Dans la famille manga, je demande le genre shôjo : il s’agit de mangas pour adolescentes (c’est le sens de shôjo en japonais) pré ou tout juste post-pubères, parfois touche-pipi mais pas forcément. Un peu niais. Harlequin mis en images. Bibliothèque rose bonbon.
Yumiko Igarashi, la grande mangaka « princesse du shôjo manga », connue pour Candy ou Georgie, qui doit se tenir au courant des dernières réformes du collège en France, a donc adapté Madame Bovary en shôjo manga afin de complaire aux IPR qui inlassablement sillonnent leur rectorat (un joli mot qui vient probablement de rectum, vu le forcing des con/certations) et qui recommandent (voir par ailleurs ma future chronique du Point) de ne pas se lancer dans des travaux littéraires qui passeraient par dessus la tête des apprenants.
════════════════════
* [Consignes à suivre]:
(1) D'après le texte sur le shôjo manga, quelle œuvre Yumiko Igarashi a-t-elle adaptée en shôjo manga ?
(2) Recopiez sans rien changer le passage du texte sur le shôjo manga qui va de « Yumiko Igarashi, la » à « tête des apprenants. », ces deux extrémités comprises.
════════════════════
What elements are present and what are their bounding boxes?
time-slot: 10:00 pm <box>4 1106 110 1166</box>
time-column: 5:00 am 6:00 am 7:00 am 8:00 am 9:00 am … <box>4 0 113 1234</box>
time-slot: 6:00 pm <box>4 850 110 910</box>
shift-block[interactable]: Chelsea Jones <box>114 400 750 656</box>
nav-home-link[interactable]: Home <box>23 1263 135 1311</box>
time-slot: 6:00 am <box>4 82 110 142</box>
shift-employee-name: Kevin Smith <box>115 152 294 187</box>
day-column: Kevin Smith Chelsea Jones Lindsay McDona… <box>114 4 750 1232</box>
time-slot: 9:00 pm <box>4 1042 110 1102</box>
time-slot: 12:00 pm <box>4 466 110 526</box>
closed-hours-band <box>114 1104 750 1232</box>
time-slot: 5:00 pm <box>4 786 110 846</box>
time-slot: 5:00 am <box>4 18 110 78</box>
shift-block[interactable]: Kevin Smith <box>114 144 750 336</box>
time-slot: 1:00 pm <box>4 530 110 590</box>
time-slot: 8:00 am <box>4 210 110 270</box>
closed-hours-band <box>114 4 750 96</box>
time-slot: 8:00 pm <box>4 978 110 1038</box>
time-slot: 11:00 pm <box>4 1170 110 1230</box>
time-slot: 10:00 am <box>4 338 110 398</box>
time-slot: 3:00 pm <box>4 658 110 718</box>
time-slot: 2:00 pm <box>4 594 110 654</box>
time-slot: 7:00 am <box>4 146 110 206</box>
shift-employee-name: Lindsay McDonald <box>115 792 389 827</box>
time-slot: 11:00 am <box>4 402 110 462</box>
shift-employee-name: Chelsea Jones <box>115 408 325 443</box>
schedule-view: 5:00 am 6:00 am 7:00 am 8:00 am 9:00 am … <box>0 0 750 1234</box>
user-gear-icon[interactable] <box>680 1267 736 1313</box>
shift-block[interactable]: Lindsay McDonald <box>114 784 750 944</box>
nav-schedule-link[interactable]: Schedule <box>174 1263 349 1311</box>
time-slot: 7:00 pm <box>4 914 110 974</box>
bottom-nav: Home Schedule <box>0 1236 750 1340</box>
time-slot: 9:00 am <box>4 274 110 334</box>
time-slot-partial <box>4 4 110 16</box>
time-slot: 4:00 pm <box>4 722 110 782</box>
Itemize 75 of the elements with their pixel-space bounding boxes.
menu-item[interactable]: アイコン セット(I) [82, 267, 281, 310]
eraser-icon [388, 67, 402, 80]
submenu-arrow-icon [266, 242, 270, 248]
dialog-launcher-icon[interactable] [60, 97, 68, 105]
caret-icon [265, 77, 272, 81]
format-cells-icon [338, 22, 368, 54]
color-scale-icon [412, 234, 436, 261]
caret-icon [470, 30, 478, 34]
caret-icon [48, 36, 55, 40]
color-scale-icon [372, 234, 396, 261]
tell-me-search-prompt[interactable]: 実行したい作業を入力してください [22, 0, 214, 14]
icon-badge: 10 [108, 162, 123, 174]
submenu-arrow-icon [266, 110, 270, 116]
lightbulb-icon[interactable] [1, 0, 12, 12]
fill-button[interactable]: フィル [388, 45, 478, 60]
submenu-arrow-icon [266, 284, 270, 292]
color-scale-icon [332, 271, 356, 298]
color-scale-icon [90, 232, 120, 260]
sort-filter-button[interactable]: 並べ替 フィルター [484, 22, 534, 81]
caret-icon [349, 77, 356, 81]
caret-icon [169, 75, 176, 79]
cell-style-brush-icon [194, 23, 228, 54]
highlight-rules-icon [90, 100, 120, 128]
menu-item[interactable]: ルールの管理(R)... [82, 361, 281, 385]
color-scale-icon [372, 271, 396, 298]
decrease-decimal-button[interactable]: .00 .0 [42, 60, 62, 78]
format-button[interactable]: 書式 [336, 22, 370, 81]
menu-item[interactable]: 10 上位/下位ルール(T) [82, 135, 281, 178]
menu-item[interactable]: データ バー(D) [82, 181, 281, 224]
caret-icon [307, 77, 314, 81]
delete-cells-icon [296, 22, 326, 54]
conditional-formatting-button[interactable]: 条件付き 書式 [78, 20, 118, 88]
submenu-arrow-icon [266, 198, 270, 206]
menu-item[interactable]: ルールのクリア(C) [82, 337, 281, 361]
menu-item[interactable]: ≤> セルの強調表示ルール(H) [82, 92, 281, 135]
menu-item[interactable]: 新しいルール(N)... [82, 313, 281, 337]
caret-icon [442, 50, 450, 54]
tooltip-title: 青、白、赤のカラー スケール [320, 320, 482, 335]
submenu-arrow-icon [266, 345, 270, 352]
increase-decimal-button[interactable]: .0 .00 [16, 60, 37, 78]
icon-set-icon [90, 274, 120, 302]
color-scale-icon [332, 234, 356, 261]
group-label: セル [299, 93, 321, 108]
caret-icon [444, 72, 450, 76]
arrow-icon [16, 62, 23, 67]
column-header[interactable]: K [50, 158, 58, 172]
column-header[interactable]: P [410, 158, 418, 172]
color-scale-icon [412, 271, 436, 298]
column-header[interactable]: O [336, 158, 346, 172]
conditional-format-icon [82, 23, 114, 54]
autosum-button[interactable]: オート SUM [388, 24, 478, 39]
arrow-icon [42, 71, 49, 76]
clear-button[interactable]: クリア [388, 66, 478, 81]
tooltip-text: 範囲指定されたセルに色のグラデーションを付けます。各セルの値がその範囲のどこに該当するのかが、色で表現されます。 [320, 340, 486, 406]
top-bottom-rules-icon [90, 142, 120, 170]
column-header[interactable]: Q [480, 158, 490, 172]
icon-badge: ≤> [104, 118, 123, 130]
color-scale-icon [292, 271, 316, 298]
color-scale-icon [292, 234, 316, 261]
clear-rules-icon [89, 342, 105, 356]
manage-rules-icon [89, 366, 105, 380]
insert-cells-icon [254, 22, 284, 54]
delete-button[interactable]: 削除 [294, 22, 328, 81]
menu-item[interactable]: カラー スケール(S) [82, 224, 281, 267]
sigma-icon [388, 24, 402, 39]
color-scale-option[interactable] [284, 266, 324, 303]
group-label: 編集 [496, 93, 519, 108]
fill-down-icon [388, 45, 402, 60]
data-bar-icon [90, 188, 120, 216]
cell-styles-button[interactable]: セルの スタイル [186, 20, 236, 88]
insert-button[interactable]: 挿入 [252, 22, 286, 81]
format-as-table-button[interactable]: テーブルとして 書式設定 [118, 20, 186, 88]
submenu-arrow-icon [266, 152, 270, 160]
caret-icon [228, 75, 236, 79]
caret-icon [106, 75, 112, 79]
════════════════════
* [Réponses par consigne]:
(1) Madame Bovary.

(2)
Yumiko Igarashi, la grande mangaka « princesse du shôjo manga », connue pour Candy ou Georgie, qui doit se tenir au courant des dernières réformes du collège en France, a donc adapté Madame Bovary en shôjo manga afin de complaire aux IPR qui inlassablement sillonnent leur rectorat (un joli mot qui vient probablement de rectum, vu le forcing des con/certations) et qui recommandent (voir par ailleurs ma future chronique du Point) de ne pas se lancer dans des travaux littéraires qui passeraient par dessus la tête des apprenants.